** BEGIN PROVIDED MATERIAL **
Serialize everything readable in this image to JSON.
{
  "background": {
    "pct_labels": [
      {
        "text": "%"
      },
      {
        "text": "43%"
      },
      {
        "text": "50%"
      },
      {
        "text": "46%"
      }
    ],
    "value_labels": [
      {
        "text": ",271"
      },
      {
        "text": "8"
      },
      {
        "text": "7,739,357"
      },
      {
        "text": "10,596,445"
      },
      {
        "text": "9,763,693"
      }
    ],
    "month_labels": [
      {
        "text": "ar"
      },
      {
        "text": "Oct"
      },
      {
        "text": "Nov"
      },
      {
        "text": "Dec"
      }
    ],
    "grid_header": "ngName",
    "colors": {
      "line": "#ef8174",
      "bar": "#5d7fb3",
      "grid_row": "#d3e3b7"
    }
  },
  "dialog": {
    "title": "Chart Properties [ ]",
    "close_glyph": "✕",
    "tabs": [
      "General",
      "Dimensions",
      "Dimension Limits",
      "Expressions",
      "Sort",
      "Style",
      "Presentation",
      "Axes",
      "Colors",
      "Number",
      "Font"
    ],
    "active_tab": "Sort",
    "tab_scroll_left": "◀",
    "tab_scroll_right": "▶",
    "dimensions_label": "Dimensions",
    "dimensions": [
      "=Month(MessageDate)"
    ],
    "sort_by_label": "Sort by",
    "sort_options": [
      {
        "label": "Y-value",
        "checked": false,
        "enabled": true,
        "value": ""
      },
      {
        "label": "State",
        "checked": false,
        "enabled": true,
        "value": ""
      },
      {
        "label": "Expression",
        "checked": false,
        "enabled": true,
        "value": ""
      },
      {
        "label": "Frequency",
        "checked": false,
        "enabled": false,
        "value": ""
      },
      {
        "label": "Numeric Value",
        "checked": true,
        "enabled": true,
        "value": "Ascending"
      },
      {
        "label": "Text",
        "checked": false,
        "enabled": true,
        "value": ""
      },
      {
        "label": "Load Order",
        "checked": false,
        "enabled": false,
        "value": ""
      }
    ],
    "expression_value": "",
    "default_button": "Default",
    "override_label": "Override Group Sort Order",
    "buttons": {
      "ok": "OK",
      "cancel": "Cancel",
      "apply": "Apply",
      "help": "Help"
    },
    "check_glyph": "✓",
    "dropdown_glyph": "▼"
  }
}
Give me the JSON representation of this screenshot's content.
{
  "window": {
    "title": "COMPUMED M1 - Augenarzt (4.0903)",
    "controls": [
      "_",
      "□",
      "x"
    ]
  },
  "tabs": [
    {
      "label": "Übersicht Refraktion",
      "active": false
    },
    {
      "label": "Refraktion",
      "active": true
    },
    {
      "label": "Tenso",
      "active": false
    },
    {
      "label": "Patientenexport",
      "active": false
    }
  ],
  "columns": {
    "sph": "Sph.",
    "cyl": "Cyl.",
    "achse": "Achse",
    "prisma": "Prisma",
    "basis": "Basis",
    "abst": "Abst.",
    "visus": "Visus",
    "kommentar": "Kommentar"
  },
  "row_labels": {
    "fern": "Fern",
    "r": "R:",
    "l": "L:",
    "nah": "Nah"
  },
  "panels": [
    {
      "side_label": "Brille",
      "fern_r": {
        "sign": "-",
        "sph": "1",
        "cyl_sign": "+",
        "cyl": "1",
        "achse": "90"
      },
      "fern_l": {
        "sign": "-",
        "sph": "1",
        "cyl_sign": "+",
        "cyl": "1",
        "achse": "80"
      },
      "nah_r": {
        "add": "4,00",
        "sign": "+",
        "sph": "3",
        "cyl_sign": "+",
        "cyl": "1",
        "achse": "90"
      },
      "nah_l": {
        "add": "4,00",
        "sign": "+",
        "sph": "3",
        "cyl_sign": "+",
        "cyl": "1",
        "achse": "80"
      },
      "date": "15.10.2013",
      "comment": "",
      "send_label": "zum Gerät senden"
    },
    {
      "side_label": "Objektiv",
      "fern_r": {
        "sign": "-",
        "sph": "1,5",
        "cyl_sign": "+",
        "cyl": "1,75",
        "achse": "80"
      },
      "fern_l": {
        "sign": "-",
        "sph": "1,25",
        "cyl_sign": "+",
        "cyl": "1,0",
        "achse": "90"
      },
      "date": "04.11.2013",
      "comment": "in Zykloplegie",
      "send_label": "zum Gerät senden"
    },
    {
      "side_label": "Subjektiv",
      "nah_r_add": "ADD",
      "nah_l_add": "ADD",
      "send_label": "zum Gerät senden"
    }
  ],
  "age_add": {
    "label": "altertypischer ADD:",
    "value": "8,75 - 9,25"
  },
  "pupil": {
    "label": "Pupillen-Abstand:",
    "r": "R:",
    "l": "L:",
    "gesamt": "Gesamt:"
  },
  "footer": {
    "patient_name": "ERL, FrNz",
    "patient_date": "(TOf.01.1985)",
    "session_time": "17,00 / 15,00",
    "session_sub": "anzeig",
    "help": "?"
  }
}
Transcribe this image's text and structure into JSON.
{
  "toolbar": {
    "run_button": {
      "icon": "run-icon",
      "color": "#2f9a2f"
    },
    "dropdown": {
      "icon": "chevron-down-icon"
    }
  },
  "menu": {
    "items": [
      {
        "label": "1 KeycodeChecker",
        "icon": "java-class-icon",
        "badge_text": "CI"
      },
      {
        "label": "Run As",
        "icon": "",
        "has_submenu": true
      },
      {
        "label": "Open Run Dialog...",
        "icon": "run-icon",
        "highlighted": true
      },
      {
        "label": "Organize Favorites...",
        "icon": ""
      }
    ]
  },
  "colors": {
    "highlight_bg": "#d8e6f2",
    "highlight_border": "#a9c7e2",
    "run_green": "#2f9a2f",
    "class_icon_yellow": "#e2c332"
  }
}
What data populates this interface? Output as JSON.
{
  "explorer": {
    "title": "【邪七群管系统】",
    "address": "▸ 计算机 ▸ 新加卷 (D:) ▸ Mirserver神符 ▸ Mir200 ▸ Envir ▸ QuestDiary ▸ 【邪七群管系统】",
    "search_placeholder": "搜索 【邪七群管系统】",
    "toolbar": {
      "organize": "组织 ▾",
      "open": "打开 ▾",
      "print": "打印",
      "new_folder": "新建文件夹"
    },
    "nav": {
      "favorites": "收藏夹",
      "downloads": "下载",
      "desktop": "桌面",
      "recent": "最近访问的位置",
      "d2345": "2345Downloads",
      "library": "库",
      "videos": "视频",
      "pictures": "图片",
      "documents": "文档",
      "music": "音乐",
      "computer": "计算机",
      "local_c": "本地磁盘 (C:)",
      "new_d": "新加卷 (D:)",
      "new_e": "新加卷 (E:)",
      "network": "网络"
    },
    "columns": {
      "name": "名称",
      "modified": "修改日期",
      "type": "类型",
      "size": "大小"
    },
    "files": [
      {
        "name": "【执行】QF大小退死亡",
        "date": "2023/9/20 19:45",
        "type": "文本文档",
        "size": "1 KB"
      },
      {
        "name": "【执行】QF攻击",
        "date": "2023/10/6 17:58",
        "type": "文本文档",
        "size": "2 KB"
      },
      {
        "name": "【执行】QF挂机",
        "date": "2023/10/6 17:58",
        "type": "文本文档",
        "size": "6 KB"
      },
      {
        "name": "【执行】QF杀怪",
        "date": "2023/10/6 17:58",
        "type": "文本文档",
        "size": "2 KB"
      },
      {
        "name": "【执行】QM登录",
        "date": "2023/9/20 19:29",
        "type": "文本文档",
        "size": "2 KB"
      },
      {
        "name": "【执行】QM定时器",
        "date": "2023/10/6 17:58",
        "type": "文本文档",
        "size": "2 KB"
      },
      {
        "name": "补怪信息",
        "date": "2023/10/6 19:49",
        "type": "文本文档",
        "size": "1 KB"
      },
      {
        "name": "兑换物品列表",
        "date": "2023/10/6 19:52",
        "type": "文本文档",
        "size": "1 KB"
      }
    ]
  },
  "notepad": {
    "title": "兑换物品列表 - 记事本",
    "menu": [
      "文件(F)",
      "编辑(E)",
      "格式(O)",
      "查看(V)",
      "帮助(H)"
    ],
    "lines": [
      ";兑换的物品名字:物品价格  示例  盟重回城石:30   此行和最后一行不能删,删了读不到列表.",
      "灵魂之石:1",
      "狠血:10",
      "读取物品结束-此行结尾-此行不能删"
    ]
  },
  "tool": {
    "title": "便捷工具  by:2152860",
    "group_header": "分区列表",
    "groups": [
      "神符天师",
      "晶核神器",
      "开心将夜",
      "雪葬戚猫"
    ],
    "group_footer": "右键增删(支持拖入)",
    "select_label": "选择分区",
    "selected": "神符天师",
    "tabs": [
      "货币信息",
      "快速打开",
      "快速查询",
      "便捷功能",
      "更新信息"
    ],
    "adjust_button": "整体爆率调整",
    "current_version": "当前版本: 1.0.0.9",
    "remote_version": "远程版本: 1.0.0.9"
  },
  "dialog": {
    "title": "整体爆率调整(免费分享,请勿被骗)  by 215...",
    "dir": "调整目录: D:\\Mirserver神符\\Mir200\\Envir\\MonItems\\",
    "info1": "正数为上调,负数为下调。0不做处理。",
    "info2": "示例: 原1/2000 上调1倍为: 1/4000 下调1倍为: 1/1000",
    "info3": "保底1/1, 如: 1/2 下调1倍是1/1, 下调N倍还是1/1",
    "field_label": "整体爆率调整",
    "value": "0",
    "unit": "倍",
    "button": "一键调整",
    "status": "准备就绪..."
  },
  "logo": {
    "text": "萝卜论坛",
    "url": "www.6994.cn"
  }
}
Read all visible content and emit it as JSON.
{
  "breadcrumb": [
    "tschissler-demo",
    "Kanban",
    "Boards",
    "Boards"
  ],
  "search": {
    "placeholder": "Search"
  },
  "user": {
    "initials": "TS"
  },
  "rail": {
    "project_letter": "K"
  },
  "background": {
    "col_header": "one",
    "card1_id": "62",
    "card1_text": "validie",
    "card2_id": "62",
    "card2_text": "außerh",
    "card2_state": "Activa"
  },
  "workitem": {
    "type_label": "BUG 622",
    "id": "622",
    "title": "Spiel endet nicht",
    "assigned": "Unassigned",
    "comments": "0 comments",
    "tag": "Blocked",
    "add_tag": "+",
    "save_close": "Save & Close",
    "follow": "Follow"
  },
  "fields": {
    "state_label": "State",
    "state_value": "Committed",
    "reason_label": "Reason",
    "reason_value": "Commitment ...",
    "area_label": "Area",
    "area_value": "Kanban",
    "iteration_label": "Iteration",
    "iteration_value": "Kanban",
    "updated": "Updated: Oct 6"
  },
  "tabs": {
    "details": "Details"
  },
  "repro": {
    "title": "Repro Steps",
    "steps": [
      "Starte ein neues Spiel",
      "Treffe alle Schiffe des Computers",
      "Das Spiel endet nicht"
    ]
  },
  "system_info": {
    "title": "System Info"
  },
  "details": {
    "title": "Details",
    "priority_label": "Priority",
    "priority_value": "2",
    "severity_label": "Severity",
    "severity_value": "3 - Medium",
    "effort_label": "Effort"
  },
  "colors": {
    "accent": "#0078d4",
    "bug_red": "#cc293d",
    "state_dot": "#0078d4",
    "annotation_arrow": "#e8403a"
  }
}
** END PROVIDED MATERIAL **
Copy each line of the records above that carries the word "endet".

THE ANSWER >>
    "title": "Spiel endet nicht",
      "Das Spiel endet nicht"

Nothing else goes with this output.